Exercise description » Which lines in the records below include the word "Turkcypern"? Report each of them in full.

Information shown »
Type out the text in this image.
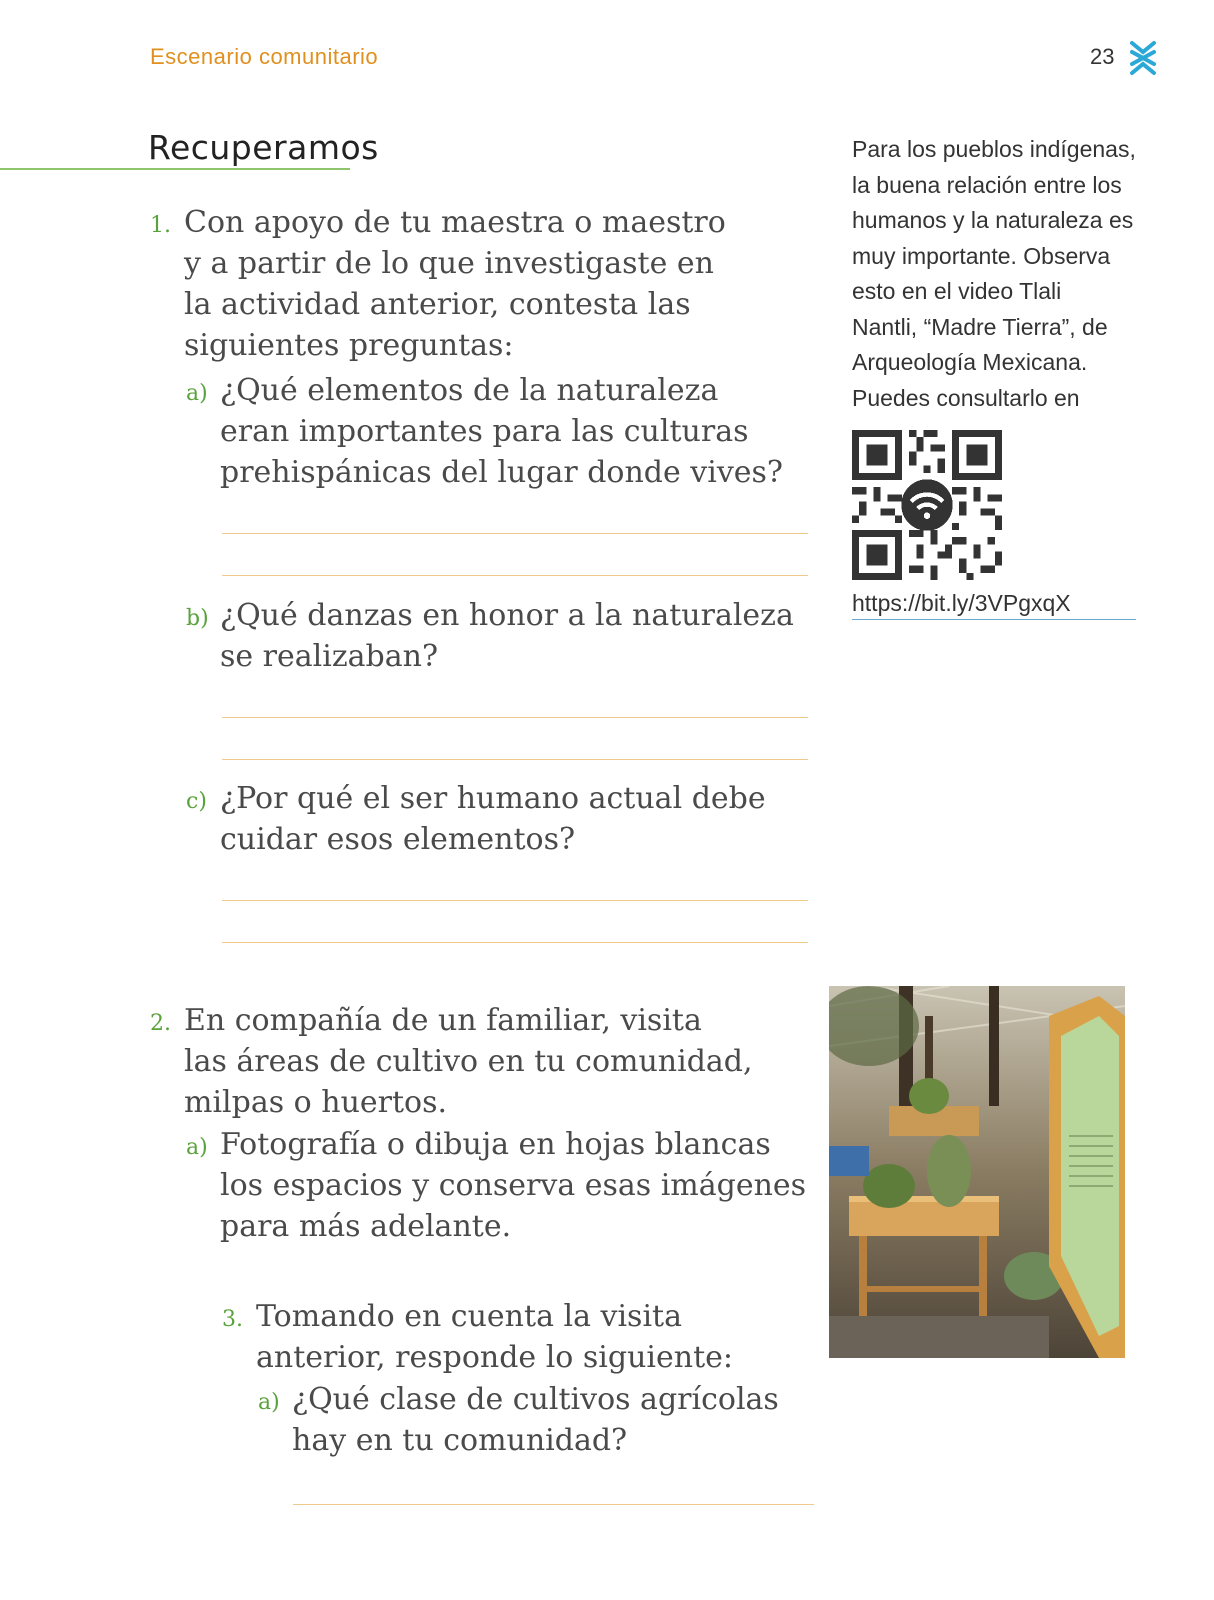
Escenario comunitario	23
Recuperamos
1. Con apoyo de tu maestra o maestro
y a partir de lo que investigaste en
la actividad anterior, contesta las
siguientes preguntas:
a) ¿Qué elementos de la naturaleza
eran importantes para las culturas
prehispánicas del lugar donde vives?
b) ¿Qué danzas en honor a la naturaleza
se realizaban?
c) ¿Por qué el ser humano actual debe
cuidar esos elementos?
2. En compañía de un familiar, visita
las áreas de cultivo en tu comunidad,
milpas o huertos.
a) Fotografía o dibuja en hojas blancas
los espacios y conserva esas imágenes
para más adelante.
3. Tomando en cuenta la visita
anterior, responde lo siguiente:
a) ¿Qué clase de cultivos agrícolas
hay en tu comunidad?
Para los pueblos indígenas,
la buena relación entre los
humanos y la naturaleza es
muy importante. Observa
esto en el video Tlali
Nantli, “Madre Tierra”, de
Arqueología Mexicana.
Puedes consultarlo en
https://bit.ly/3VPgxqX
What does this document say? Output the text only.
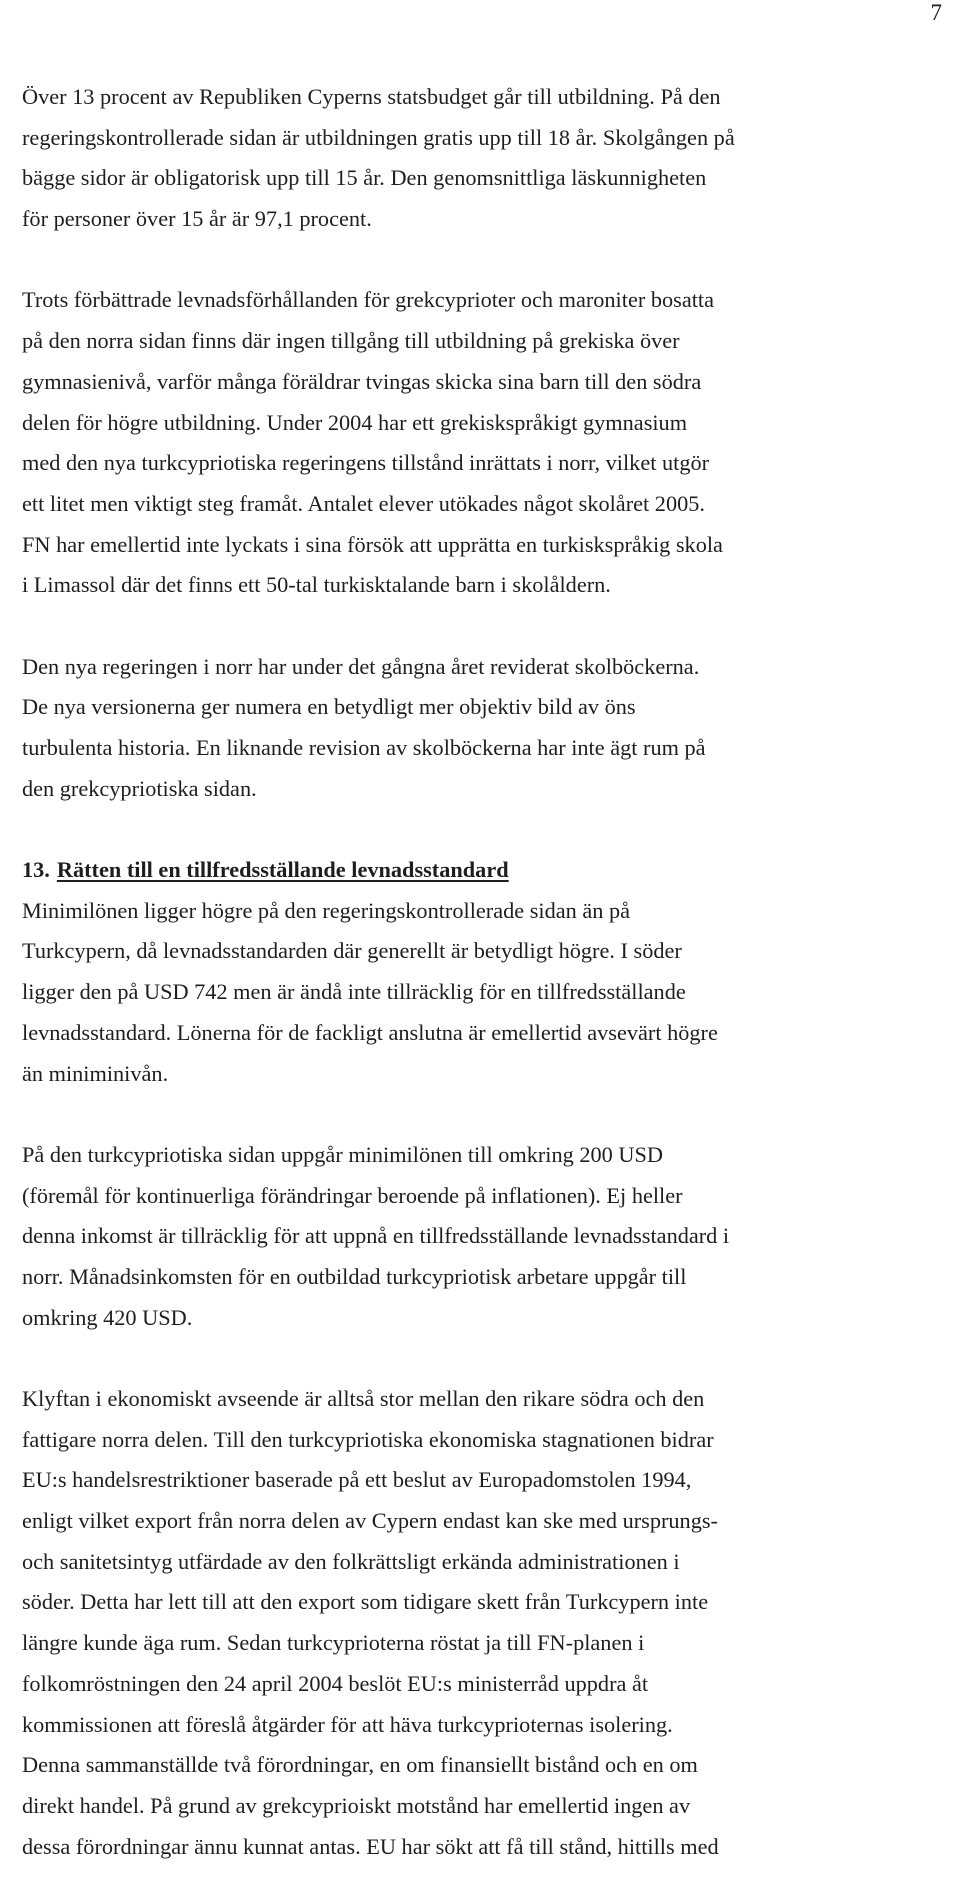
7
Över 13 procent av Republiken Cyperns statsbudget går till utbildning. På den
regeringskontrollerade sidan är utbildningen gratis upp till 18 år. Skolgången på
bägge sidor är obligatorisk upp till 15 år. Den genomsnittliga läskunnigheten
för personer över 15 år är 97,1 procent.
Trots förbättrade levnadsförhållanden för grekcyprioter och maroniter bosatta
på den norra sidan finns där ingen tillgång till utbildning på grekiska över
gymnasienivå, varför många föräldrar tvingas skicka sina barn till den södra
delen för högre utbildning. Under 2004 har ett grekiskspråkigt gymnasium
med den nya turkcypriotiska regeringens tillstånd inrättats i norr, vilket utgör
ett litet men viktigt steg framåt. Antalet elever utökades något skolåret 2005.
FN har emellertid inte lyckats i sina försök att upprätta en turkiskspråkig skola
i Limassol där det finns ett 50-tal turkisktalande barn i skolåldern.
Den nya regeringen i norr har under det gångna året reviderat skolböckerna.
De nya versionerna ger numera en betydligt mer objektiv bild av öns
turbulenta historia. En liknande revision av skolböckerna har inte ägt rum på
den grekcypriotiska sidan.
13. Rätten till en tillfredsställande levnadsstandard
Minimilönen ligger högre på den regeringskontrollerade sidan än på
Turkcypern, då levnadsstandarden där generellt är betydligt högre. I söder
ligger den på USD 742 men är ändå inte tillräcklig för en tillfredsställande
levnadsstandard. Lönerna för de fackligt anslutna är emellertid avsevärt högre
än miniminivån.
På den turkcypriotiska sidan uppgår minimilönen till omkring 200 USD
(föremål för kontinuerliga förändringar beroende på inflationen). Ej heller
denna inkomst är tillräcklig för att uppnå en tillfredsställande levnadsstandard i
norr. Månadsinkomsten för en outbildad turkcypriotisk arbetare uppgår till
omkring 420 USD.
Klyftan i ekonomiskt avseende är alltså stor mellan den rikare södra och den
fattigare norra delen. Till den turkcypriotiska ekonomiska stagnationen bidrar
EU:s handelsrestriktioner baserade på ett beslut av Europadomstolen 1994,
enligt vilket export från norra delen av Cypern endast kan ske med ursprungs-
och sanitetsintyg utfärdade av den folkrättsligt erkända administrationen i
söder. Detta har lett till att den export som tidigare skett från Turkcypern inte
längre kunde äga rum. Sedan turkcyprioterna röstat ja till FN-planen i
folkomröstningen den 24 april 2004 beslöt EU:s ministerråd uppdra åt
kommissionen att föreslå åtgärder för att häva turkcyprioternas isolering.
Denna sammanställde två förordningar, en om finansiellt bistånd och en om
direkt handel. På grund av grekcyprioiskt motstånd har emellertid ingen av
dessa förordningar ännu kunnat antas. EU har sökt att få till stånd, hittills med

Result »
Turkcypern, då levnadsstandarden där generellt är betydligt högre. I söder
söder. Detta har lett till att den export som tidigare skett från Turkcypern inte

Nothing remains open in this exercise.